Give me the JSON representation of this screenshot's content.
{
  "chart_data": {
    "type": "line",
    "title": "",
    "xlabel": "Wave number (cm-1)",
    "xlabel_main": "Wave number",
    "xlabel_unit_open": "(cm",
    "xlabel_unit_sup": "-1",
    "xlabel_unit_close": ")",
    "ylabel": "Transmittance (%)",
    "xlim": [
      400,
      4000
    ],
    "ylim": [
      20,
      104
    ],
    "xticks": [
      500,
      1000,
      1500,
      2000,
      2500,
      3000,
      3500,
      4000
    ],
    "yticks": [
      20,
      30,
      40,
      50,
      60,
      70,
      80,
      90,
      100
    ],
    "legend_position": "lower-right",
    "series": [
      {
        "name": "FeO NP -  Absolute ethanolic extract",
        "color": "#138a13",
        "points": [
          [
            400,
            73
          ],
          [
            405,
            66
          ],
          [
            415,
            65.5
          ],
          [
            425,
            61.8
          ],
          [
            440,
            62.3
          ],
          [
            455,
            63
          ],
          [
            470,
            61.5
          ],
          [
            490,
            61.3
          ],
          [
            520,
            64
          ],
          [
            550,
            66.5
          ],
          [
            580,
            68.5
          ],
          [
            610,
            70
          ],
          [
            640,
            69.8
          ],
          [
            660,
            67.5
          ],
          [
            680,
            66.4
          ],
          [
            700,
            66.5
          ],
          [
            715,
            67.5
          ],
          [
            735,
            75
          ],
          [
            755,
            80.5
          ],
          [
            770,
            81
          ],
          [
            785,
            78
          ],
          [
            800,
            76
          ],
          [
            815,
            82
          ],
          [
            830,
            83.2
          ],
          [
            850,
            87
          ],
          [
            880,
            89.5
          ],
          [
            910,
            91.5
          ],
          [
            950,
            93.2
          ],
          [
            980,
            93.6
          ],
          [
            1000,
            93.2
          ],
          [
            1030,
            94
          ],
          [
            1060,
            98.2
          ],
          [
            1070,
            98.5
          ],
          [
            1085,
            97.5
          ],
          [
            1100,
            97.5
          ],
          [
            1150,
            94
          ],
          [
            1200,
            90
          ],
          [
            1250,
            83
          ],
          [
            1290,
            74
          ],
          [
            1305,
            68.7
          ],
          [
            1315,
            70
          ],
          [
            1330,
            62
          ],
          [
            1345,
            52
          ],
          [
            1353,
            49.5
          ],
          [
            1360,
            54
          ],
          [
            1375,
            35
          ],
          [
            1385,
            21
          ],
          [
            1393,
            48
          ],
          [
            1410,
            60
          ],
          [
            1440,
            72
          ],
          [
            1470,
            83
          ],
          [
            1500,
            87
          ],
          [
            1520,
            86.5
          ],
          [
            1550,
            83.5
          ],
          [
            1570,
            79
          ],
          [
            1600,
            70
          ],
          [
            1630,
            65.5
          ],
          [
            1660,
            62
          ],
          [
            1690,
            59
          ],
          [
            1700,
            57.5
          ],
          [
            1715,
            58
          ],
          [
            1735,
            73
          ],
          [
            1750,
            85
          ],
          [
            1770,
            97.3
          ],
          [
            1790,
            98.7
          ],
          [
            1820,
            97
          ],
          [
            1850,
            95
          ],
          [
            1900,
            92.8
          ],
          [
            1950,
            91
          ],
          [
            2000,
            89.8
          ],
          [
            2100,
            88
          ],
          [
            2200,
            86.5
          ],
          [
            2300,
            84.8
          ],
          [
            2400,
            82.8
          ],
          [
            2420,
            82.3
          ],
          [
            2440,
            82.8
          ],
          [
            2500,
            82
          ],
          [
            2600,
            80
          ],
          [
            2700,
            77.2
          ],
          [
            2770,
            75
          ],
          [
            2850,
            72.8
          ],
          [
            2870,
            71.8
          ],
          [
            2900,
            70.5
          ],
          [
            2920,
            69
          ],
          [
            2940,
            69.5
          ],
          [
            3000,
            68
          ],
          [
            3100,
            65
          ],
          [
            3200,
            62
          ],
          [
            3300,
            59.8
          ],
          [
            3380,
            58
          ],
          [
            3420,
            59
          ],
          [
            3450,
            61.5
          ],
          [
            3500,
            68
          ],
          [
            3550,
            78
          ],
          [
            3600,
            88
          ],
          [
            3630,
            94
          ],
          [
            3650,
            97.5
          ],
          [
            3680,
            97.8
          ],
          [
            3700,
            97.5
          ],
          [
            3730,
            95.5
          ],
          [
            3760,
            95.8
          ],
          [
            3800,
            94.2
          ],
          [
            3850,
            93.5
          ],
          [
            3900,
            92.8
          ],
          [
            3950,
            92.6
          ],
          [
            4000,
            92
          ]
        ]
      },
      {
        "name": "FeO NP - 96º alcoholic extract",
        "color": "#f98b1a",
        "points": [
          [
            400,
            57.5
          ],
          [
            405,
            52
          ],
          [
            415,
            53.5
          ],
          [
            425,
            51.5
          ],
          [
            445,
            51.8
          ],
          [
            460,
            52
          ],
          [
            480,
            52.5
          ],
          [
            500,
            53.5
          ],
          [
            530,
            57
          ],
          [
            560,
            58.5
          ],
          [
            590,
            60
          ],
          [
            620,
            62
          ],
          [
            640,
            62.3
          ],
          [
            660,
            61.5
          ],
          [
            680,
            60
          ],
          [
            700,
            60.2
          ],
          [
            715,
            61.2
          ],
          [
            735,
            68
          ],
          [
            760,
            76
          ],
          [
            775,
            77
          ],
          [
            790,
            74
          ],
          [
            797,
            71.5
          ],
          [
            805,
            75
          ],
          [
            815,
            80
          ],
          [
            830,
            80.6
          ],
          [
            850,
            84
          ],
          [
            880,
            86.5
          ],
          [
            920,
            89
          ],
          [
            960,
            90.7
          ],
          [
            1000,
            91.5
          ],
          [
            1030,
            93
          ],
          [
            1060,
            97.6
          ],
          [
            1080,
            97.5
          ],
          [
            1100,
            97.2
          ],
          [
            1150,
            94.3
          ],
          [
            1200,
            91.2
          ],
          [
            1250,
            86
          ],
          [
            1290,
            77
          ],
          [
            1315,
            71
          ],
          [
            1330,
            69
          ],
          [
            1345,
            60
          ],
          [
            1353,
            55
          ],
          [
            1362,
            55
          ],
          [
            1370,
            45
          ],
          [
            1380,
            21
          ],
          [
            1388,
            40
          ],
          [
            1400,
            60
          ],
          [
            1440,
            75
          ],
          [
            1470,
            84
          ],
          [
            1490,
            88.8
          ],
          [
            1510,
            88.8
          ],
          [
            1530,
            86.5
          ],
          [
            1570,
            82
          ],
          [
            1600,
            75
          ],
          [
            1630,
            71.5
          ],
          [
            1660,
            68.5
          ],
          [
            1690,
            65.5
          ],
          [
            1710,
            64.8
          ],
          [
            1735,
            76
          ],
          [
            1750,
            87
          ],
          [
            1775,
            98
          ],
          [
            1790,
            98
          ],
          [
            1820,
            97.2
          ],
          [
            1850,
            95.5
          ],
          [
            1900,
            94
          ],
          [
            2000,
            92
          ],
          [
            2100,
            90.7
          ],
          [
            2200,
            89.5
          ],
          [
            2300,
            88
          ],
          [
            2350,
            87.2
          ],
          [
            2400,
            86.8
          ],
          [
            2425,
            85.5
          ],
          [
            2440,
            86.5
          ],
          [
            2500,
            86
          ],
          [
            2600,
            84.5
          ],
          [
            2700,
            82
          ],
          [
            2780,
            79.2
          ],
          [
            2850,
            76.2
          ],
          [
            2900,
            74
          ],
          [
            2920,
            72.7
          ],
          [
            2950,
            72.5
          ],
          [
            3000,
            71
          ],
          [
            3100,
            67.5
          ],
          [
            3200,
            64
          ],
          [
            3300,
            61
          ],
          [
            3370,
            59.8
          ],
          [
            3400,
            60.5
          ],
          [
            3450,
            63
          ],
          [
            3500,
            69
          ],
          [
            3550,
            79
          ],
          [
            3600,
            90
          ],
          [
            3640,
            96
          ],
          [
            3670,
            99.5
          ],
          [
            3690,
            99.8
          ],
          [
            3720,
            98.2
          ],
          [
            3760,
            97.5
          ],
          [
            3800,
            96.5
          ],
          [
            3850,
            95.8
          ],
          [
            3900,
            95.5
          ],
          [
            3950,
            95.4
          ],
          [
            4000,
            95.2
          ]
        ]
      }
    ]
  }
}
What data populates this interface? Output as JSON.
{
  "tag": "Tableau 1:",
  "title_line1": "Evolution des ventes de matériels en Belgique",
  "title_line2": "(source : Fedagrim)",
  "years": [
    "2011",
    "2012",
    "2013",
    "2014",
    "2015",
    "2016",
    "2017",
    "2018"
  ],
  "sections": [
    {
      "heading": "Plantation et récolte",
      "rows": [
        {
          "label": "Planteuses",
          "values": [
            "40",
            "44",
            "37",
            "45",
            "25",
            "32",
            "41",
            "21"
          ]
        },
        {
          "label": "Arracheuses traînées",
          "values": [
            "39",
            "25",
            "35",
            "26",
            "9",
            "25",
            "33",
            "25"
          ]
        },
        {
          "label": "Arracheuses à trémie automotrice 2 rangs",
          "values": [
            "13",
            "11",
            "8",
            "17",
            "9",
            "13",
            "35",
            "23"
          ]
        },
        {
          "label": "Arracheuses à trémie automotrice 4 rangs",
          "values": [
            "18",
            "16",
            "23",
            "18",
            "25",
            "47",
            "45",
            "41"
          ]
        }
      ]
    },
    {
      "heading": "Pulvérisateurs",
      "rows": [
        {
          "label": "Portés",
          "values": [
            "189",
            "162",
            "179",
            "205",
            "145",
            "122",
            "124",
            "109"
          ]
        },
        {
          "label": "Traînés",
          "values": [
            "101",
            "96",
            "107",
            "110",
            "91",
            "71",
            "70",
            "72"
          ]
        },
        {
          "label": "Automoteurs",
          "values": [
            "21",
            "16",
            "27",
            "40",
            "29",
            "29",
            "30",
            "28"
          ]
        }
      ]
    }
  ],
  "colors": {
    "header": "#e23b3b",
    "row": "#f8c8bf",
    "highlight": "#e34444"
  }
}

WHAT THE TASK ASKS =
Return a copy of every line that includes the word "number".

RESULT BELOW =
    "xlabel": "Wave number (cm-1)",
    "xlabel_main": "Wave number",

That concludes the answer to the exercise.